* Task objective:
State the number of lines that hold "axes" in the records below, with no other words.

========================================

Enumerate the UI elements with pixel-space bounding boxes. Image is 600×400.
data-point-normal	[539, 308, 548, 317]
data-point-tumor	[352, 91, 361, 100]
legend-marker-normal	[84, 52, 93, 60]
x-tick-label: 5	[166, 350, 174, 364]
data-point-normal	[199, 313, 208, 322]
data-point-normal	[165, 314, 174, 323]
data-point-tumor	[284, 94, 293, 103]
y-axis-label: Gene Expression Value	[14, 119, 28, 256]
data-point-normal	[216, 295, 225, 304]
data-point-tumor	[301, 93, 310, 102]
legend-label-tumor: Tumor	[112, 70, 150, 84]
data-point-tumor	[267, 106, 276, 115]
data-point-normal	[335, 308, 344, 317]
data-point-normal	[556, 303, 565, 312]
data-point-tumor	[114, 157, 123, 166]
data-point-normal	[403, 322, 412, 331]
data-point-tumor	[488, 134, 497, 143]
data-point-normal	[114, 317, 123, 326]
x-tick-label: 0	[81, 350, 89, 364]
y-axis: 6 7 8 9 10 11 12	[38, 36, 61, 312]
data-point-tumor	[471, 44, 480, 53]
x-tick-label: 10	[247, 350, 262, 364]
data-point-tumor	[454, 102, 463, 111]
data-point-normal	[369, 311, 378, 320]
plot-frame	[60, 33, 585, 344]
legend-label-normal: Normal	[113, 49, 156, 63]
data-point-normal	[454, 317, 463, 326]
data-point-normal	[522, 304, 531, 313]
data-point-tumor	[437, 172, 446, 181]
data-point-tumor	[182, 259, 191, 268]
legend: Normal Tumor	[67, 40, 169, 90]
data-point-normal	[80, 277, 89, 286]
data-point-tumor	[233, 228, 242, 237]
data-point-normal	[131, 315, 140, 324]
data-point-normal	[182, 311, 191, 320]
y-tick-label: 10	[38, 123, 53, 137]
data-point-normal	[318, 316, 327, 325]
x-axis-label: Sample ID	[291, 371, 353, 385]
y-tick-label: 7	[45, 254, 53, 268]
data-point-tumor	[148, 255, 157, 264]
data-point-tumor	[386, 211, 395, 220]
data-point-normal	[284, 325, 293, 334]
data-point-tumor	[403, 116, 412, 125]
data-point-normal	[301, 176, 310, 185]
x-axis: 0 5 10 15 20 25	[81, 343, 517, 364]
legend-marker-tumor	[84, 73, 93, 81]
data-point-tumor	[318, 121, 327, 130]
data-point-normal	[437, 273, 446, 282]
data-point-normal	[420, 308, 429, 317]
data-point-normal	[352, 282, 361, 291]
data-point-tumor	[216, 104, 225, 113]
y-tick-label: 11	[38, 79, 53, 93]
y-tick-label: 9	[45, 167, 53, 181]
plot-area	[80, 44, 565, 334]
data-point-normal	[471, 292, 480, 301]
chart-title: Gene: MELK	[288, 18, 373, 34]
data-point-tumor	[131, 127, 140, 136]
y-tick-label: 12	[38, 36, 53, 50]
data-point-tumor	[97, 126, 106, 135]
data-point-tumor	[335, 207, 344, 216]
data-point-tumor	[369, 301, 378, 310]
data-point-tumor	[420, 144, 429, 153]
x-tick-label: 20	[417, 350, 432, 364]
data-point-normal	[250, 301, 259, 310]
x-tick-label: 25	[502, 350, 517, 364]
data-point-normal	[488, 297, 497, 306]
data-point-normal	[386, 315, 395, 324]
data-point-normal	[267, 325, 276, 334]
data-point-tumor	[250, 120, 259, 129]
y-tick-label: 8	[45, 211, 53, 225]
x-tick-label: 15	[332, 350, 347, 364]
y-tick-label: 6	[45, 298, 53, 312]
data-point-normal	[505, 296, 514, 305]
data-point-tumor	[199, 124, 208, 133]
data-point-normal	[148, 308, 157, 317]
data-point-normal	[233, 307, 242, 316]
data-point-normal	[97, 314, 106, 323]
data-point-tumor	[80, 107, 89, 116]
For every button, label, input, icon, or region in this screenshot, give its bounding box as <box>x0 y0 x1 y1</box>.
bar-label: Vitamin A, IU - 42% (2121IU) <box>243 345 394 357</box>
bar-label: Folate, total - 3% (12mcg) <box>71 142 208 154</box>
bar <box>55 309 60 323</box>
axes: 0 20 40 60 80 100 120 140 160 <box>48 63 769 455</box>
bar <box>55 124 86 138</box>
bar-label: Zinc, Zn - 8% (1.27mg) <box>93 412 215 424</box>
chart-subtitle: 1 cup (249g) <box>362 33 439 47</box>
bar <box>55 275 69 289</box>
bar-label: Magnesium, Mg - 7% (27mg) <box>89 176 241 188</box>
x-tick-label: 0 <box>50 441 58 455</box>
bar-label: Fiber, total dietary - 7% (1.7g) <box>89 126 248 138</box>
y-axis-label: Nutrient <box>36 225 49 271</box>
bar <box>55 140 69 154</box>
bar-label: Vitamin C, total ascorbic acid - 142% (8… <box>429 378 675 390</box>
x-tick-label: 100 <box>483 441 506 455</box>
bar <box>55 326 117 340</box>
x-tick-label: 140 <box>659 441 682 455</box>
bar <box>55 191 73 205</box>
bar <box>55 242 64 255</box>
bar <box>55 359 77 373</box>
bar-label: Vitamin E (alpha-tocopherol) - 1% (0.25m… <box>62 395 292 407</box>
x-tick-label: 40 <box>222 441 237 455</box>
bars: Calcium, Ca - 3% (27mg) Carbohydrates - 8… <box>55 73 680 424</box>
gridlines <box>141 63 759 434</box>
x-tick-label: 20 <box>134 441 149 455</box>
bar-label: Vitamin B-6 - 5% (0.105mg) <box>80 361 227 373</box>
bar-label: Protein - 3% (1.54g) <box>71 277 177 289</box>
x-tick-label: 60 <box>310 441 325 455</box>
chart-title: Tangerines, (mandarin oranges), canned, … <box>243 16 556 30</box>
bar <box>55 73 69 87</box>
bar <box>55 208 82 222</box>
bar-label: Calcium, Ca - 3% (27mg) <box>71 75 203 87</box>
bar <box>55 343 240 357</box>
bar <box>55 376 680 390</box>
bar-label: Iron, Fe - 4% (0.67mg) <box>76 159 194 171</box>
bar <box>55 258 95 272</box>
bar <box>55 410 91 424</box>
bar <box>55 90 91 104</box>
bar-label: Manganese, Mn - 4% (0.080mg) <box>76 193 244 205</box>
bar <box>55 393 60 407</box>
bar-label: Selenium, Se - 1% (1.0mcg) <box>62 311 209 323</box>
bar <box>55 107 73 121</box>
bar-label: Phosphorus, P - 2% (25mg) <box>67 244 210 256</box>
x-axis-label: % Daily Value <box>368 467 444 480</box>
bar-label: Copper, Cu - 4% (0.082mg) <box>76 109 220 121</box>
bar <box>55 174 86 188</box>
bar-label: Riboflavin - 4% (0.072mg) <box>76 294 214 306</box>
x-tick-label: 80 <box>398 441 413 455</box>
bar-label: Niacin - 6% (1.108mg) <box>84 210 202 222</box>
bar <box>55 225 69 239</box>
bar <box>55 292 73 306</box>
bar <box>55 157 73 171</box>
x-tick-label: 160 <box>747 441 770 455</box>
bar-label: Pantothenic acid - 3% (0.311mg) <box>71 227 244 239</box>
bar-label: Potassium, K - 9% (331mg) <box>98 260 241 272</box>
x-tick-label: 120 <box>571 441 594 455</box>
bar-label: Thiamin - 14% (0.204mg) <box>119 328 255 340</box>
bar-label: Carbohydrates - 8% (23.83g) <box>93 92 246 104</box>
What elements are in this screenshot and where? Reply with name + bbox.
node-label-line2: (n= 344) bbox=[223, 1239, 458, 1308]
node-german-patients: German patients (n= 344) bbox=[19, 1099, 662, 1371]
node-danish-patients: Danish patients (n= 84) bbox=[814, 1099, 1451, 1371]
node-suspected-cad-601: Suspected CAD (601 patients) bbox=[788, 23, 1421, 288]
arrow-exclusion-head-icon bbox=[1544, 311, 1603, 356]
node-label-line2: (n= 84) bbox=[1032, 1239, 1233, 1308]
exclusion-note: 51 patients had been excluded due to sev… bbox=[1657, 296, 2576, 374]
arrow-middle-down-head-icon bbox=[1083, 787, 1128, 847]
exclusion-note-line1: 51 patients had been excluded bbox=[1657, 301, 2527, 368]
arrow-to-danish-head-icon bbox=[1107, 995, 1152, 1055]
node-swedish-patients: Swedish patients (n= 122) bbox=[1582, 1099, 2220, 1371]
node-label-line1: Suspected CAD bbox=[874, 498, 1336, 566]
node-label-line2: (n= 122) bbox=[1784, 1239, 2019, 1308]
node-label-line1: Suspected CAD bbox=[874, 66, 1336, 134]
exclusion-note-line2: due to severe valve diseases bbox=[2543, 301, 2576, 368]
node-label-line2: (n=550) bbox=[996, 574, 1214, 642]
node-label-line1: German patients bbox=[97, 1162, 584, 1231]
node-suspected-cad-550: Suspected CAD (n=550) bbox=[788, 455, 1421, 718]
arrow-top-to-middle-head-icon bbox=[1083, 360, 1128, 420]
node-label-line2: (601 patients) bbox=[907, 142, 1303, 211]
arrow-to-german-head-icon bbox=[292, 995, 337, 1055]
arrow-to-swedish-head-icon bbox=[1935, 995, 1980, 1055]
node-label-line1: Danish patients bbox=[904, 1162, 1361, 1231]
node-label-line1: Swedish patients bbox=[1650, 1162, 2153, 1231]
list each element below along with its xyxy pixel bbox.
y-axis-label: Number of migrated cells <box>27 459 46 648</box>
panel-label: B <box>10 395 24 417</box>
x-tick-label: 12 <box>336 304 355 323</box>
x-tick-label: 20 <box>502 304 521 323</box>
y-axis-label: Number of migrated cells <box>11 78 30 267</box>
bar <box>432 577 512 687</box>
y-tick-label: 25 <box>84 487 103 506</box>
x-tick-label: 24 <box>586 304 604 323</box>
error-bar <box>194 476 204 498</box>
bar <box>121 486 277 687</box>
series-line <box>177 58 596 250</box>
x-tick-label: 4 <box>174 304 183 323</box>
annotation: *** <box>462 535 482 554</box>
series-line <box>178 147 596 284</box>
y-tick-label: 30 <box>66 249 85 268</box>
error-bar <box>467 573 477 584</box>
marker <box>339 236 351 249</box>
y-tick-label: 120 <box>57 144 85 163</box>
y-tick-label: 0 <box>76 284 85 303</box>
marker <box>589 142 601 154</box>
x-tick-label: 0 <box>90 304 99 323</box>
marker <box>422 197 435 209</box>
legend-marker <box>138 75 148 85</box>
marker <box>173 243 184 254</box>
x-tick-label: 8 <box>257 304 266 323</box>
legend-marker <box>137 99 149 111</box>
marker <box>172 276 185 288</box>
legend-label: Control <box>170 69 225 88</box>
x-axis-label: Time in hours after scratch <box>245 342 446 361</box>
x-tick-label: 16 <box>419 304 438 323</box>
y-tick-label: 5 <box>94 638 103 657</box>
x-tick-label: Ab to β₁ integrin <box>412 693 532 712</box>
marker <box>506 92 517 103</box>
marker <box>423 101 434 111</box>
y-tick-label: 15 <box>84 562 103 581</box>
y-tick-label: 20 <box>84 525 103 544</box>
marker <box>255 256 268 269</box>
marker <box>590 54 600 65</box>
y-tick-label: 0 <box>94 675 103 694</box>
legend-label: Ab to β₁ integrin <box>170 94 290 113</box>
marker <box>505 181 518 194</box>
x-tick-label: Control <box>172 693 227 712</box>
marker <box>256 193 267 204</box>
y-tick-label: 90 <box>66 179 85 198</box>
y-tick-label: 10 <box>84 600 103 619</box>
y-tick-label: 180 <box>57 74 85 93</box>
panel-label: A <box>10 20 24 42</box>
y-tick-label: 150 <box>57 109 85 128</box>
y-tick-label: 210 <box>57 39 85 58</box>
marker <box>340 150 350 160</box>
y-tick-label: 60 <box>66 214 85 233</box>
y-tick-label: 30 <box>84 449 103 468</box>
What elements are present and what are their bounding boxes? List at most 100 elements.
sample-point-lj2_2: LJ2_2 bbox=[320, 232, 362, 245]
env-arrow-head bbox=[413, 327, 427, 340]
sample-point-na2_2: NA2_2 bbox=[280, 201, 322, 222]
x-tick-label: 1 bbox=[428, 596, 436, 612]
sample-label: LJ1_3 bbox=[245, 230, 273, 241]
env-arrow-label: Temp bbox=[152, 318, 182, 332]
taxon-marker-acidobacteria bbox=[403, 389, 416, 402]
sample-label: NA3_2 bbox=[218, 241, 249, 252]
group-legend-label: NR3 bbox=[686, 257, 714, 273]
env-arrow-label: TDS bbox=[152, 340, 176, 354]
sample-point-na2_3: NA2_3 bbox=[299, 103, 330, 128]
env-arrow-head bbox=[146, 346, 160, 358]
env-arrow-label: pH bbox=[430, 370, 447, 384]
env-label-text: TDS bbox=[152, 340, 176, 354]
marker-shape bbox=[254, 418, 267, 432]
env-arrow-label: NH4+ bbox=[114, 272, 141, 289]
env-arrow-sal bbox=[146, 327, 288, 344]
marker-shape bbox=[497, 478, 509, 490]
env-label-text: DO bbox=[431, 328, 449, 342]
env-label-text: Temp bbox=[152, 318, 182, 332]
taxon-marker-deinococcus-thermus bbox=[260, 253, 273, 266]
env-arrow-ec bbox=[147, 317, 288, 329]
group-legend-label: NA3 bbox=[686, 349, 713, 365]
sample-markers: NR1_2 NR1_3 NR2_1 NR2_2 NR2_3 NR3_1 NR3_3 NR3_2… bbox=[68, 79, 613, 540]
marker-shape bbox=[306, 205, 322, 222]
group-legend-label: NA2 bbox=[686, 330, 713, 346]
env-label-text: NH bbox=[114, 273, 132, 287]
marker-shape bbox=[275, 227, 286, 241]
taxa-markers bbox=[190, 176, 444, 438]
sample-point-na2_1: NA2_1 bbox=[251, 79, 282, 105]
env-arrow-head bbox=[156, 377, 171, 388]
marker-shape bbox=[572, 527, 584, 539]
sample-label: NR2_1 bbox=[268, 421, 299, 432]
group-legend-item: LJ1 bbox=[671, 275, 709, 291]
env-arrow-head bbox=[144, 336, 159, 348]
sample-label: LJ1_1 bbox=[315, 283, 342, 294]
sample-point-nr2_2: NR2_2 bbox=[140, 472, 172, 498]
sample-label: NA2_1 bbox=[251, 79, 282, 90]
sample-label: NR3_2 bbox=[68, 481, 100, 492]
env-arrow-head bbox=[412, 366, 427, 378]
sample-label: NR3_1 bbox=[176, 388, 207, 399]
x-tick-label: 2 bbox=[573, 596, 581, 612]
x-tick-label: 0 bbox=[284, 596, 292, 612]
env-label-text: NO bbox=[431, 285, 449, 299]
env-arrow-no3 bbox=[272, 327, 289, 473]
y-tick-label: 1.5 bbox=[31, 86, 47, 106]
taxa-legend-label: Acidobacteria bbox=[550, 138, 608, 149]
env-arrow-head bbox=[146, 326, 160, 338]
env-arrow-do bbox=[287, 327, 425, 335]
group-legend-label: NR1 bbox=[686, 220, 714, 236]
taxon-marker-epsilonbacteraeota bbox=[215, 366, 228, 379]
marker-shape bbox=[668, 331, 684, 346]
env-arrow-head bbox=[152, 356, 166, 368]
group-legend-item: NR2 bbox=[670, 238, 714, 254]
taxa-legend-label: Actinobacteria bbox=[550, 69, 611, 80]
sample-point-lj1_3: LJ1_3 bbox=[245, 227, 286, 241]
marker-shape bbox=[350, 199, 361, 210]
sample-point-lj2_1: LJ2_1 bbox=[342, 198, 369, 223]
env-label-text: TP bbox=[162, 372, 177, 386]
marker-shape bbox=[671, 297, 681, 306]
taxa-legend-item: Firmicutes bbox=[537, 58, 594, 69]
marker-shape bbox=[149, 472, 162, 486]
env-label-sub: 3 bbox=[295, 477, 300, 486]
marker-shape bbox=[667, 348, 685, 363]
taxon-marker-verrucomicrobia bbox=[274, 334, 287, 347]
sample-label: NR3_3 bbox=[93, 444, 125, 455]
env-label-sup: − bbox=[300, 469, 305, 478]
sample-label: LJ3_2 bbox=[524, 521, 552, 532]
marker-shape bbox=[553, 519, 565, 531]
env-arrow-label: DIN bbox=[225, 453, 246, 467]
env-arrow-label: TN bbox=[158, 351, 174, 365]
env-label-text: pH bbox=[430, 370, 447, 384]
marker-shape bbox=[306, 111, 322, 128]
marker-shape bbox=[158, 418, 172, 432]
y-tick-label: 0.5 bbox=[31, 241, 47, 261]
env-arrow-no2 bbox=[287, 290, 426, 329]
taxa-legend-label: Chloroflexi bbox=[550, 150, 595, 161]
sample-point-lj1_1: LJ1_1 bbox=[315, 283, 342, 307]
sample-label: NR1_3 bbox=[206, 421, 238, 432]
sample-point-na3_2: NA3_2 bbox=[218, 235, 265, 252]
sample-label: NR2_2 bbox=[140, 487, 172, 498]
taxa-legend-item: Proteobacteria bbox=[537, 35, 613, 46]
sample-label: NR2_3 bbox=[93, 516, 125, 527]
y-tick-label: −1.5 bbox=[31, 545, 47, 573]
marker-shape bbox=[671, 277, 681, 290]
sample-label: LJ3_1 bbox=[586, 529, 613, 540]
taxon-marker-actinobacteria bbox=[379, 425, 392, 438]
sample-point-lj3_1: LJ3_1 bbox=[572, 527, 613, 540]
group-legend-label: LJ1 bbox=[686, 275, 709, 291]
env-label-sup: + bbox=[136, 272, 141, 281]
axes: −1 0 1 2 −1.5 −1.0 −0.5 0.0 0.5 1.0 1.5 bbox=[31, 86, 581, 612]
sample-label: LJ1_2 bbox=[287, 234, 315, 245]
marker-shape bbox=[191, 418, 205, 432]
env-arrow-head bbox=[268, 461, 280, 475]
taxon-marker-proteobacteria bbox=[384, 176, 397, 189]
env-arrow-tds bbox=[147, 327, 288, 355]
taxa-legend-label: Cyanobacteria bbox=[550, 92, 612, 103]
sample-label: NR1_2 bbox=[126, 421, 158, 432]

========================================

* Expected answer:
2